- _What you are asked to do_: Below is a listing. Gather each line of it that contains "ylabel".

- _Data entries_:
[START]

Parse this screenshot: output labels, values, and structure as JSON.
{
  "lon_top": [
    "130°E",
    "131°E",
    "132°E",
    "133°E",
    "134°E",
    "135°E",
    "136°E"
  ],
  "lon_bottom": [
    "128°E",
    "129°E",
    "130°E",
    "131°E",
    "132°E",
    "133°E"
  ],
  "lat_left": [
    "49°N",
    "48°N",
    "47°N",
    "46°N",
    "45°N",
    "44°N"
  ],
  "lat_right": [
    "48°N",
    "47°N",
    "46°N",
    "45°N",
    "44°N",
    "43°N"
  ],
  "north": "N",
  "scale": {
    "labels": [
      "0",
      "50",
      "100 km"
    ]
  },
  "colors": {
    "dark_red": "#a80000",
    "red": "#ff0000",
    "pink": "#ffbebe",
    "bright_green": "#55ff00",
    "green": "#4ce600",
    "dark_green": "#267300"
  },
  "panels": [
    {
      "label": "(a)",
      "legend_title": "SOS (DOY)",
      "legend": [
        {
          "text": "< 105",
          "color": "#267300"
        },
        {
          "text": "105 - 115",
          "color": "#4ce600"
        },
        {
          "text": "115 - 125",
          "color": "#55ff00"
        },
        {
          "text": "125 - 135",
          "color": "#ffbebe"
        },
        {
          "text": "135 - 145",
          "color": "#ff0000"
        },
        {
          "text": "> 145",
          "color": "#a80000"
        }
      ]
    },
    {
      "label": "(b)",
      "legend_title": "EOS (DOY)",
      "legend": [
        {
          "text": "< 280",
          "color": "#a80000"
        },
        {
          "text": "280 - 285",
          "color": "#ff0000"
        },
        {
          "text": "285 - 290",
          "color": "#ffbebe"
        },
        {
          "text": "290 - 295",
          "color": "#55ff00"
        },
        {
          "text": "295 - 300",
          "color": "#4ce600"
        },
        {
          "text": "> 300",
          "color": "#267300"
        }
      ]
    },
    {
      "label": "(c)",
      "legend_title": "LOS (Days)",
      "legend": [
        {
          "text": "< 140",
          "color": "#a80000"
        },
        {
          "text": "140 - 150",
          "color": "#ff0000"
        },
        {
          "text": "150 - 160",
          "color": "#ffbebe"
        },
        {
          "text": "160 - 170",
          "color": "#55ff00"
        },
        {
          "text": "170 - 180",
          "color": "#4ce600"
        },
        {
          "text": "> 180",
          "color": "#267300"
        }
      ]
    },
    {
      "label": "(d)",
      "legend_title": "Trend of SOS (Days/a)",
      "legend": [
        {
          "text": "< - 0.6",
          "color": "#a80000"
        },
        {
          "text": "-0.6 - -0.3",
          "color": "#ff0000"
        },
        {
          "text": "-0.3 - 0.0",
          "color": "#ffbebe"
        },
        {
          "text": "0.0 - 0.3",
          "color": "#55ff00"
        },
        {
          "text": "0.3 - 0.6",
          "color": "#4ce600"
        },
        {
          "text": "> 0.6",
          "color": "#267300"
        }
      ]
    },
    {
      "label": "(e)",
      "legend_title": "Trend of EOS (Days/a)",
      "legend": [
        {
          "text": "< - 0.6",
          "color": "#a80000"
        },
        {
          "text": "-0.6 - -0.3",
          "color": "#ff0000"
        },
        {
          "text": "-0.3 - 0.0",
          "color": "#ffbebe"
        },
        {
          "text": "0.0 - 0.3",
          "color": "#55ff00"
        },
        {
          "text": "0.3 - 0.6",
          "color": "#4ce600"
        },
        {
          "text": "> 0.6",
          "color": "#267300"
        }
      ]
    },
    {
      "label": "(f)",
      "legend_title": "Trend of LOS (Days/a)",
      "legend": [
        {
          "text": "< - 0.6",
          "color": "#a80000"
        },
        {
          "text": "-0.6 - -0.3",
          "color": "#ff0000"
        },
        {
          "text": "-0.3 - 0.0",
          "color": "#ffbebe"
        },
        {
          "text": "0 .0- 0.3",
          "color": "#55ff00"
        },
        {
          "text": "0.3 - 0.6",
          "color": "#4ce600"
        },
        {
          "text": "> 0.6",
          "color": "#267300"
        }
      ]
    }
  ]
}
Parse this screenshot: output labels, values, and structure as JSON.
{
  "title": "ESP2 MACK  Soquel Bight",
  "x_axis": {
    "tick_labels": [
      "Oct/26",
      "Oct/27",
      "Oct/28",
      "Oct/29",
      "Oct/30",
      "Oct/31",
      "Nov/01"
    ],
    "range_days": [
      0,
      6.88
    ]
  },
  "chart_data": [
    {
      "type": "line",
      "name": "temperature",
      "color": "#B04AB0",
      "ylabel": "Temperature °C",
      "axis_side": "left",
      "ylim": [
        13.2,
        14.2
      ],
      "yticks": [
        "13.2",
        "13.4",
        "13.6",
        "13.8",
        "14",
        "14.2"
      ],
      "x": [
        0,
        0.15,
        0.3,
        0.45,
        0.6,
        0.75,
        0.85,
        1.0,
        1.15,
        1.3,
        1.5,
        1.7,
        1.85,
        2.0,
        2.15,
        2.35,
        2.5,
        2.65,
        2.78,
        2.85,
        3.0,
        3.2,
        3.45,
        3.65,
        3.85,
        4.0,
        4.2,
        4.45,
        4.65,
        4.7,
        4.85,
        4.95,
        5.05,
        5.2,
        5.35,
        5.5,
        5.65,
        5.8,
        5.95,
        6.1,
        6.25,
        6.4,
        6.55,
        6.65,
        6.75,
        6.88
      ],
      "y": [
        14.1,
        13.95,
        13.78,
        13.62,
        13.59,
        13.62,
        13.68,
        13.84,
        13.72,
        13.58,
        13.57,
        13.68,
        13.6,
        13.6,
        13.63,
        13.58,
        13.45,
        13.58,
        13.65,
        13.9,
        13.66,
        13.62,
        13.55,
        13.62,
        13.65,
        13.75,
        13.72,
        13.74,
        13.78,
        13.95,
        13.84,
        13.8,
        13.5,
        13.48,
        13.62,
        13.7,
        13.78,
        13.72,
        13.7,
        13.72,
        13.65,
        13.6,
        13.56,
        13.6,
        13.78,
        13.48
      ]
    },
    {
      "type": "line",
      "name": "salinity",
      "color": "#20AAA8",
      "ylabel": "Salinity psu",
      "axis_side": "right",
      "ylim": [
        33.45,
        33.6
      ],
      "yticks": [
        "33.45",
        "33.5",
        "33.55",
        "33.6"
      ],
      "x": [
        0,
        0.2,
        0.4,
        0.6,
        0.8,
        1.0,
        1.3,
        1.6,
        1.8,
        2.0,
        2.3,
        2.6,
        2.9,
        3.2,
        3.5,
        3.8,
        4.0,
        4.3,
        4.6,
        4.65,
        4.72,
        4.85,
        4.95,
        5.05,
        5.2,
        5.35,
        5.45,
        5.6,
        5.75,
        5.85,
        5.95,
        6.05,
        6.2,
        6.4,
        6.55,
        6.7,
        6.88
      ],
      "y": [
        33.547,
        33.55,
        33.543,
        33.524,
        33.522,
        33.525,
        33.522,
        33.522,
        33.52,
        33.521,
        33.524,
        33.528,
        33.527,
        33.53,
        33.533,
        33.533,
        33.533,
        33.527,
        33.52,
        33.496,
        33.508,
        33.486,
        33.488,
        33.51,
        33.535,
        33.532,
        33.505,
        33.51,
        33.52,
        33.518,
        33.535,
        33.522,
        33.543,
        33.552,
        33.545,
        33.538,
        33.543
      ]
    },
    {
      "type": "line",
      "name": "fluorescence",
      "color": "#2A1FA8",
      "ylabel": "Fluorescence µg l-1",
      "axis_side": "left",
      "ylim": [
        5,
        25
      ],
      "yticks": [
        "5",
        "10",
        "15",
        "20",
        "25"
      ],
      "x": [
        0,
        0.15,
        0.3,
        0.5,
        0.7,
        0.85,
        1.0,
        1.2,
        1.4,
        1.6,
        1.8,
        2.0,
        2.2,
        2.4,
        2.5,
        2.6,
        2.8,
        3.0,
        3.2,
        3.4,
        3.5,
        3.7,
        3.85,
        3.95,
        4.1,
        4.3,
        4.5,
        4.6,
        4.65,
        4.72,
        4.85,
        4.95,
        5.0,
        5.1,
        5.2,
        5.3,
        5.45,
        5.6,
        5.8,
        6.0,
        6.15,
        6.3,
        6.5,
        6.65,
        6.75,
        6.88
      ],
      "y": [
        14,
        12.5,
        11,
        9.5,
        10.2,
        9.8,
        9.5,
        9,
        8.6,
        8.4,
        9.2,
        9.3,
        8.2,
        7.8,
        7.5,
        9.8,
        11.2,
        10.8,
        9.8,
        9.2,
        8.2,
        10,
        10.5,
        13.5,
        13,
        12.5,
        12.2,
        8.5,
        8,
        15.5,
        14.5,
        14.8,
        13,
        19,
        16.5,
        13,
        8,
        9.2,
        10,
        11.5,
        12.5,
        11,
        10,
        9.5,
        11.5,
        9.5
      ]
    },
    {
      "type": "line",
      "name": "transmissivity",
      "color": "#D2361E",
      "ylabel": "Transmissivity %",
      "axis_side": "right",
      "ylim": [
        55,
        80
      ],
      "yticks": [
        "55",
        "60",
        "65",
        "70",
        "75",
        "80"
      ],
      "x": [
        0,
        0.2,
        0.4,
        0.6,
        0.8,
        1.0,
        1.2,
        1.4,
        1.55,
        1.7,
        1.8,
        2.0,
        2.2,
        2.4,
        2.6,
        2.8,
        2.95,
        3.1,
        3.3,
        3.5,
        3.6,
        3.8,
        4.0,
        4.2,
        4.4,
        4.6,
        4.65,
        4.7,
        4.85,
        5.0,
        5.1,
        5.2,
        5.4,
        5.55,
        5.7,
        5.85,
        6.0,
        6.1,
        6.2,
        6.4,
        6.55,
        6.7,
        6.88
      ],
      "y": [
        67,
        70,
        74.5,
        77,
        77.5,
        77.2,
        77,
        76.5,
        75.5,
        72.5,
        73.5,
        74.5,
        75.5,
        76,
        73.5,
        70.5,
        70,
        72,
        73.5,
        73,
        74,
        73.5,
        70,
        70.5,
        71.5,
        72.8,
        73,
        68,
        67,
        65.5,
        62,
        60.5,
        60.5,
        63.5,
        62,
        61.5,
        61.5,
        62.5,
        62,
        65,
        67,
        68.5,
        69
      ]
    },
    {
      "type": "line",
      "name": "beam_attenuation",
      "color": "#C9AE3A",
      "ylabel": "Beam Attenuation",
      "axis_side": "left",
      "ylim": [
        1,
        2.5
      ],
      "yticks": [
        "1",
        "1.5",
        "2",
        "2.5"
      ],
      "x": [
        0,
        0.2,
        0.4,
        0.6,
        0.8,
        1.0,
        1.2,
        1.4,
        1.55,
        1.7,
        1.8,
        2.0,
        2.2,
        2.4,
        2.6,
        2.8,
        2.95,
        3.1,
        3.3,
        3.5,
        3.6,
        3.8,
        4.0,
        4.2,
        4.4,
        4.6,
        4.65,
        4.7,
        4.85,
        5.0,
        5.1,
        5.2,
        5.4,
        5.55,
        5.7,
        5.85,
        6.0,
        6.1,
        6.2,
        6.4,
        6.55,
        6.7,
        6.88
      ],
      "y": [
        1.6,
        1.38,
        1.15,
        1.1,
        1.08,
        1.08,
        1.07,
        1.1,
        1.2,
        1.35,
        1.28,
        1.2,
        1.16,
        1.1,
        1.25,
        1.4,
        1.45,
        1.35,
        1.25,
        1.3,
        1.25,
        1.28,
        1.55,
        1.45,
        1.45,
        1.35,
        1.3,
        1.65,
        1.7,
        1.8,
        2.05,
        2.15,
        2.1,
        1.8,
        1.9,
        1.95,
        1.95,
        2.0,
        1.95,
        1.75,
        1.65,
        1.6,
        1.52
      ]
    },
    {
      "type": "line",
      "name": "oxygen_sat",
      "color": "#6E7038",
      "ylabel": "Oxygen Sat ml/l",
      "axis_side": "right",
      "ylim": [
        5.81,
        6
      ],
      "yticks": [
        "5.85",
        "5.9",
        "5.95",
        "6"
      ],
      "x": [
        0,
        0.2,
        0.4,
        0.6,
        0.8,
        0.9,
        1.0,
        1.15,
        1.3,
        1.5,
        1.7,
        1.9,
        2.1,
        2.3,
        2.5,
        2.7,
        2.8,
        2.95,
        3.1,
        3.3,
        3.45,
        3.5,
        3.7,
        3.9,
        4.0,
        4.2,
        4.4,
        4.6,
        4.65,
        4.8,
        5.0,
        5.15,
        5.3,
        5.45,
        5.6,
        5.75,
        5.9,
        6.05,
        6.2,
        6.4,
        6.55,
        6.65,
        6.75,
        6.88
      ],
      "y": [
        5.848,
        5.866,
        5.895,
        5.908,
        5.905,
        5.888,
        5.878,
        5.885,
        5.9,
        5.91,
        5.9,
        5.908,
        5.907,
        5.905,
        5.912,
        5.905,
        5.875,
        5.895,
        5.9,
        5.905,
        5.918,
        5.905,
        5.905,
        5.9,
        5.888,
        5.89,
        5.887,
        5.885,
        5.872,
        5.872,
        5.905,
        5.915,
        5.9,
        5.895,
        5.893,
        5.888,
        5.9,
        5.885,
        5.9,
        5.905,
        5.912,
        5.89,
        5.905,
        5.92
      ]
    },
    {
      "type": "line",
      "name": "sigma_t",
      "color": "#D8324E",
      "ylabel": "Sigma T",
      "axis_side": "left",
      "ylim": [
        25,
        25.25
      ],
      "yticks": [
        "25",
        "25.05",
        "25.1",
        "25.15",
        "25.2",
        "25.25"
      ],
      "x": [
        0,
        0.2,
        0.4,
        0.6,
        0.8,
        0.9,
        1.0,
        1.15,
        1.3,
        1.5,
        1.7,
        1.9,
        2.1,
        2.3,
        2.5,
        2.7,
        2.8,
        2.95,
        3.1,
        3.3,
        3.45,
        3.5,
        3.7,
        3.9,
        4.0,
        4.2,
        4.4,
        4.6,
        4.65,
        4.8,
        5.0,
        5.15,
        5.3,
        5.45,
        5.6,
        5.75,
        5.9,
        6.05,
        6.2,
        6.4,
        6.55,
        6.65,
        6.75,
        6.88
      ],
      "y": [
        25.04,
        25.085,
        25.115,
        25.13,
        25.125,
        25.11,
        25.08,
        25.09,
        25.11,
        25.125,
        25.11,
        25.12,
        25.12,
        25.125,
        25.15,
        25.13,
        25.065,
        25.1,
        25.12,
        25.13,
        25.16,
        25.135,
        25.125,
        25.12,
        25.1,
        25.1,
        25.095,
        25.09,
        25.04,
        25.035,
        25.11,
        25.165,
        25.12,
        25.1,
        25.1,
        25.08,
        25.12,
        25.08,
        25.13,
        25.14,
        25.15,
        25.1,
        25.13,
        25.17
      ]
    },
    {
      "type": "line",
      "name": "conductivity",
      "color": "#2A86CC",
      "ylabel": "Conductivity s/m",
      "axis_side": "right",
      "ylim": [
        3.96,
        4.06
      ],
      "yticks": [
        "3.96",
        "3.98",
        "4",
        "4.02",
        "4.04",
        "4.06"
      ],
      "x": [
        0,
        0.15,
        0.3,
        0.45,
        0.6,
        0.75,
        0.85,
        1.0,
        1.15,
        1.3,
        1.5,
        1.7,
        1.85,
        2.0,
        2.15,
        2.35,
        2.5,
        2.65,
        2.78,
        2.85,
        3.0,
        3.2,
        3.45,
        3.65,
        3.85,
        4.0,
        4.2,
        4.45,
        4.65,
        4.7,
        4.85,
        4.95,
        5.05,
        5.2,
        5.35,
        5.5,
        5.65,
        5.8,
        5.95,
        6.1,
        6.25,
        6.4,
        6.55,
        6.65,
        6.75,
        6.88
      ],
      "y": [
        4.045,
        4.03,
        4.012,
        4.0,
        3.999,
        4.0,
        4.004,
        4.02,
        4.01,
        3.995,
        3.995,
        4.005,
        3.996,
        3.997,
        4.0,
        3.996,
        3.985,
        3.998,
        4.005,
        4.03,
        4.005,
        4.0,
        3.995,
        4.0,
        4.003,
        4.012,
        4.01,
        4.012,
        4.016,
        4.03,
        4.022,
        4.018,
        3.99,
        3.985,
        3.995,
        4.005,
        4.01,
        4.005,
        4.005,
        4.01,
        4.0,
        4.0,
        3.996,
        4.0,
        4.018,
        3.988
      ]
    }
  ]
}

[END]

- _Response to the task_:
      "ylabel": "Temperature °C",
      "ylabel": "Salinity psu",
      "ylabel": "Fluorescence µg l-1",
      "ylabel": "Transmissivity %",
      "ylabel": "Beam Attenuation",
      "ylabel": "Oxygen Sat ml/l",
      "ylabel": "Sigma T",
      "ylabel": "Conductivity s/m",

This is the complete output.